What is needed
Please say how many lines of the listing hold "possesses", with no other words in the answer.

Extracted records
━━━━━━━━━━━━━━━━
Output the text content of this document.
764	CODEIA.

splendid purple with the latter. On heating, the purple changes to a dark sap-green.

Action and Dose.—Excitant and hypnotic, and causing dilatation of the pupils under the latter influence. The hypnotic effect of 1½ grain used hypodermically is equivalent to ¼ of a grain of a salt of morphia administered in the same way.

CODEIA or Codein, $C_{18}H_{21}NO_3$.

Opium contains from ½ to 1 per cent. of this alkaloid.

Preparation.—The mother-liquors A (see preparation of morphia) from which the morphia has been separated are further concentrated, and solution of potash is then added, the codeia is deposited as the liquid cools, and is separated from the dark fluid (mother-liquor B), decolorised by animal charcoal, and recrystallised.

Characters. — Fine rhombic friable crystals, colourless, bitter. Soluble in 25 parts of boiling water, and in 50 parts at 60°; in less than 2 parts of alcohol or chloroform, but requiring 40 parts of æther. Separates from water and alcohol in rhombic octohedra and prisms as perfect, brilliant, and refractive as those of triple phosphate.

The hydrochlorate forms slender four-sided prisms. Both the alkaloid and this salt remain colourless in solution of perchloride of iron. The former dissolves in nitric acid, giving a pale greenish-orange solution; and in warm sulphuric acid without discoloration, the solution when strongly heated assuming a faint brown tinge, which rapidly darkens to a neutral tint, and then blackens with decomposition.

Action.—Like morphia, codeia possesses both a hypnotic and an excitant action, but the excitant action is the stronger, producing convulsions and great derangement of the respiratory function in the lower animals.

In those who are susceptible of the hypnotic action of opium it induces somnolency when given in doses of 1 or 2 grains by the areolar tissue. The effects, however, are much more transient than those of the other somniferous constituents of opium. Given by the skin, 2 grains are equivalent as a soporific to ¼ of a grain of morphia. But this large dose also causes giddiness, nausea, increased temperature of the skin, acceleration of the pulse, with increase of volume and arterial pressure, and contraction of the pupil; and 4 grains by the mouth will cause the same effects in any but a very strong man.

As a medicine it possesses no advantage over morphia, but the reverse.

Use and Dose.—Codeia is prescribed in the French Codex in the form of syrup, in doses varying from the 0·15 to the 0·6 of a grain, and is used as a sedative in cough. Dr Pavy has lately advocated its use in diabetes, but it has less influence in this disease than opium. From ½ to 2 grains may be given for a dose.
━━━━━━━━━━━━━━━━
Finished task
2